EXERCISE MATERIAL –
● ● ● ●

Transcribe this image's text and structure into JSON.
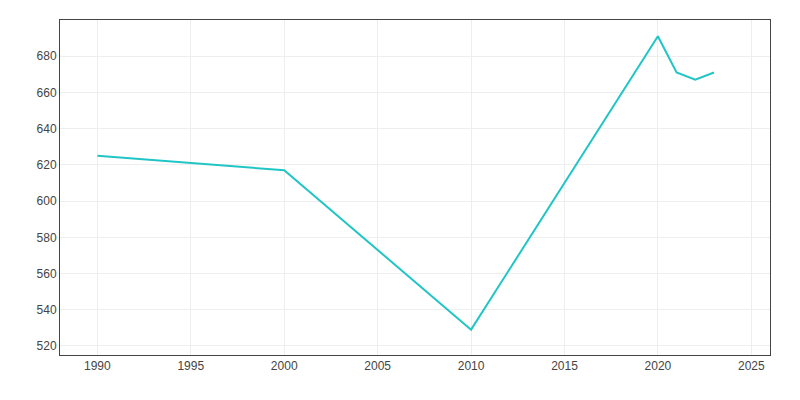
{
  "chart_data": {
    "type": "line",
    "x": [
      1990,
      1995,
      2000,
      2010,
      2020,
      2021,
      2022,
      2023
    ],
    "values": [
      625,
      621,
      617,
      529,
      691,
      671,
      667,
      671
    ],
    "color": "#22C5C5",
    "xlim": [
      1988,
      2026
    ],
    "ylim": [
      515,
      700
    ],
    "xticks": [
      1990,
      1995,
      2000,
      2005,
      2010,
      2015,
      2020,
      2025
    ],
    "yticks": [
      520,
      540,
      560,
      580,
      600,
      620,
      640,
      660,
      680
    ],
    "grid": true
  }
}
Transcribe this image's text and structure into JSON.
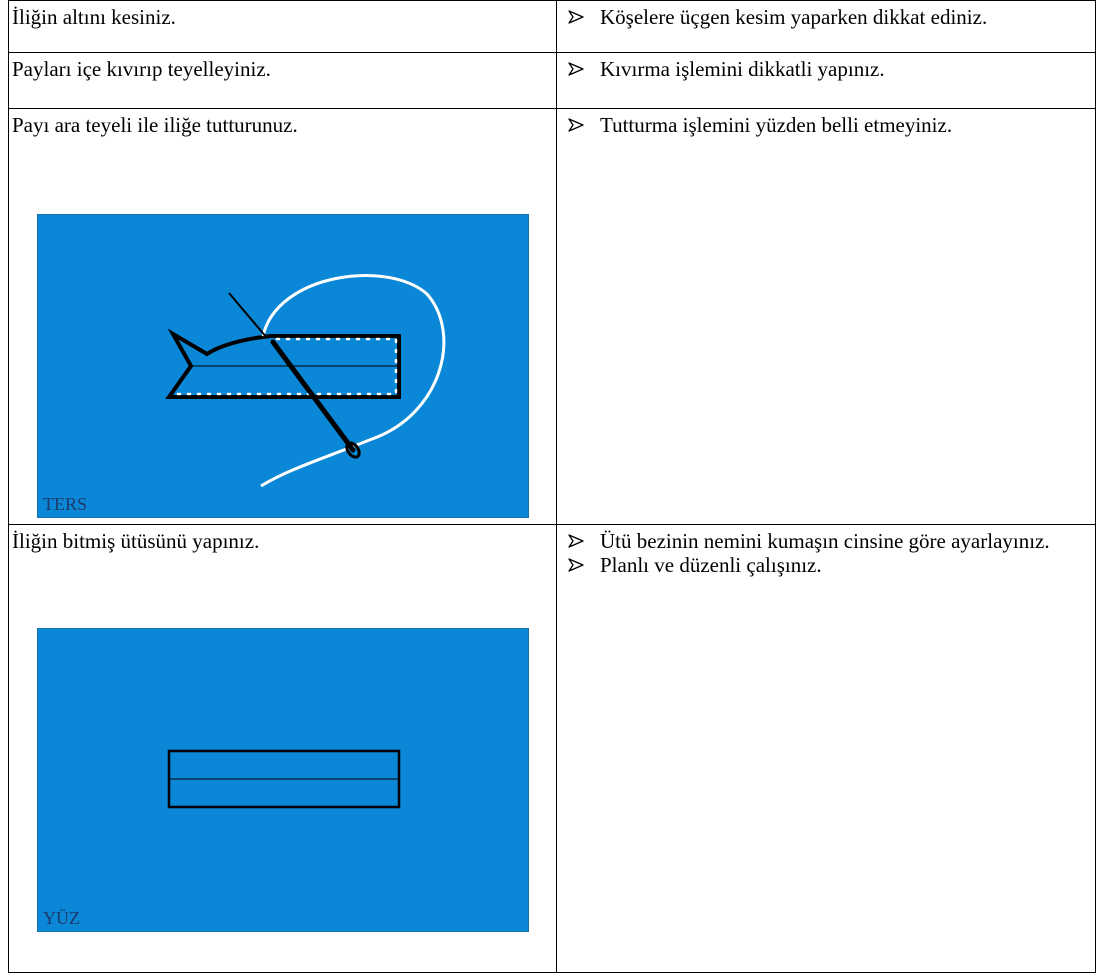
{
  "rows": [
    {
      "step": "İliğin altını kesiniz.",
      "tips": [
        "Köşelere üçgen kesim yaparken dikkat ediniz."
      ]
    },
    {
      "step": "Payları içe kıvırıp teyelleyiniz.",
      "tips": [
        "Kıvırma işlemini dikkatli yapınız."
      ]
    },
    {
      "step": "Payı ara teyeli ile iliğe tutturunuz.",
      "image_label": "TERS",
      "tips": [
        "Tutturma işlemini yüzden belli etmeyiniz."
      ]
    },
    {
      "step": "İliğin bitmiş ütüsünü yapınız.",
      "image_label": "YÜZ",
      "tips": [
        "Ütü bezinin nemini kumaşın cinsine göre ayarlayınız.",
        "Planlı ve düzenli çalışınız."
      ]
    }
  ]
}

● ● ● ●

TASK OBJECTIVE –
Copy out all lines from the material above that contain the string "işlemini".

SOLUTION FOR THIS PROBLEM –
        "Kıvırma işlemini dikkatli yapınız."
        "Tutturma işlemini yüzden belli etmeyiniz."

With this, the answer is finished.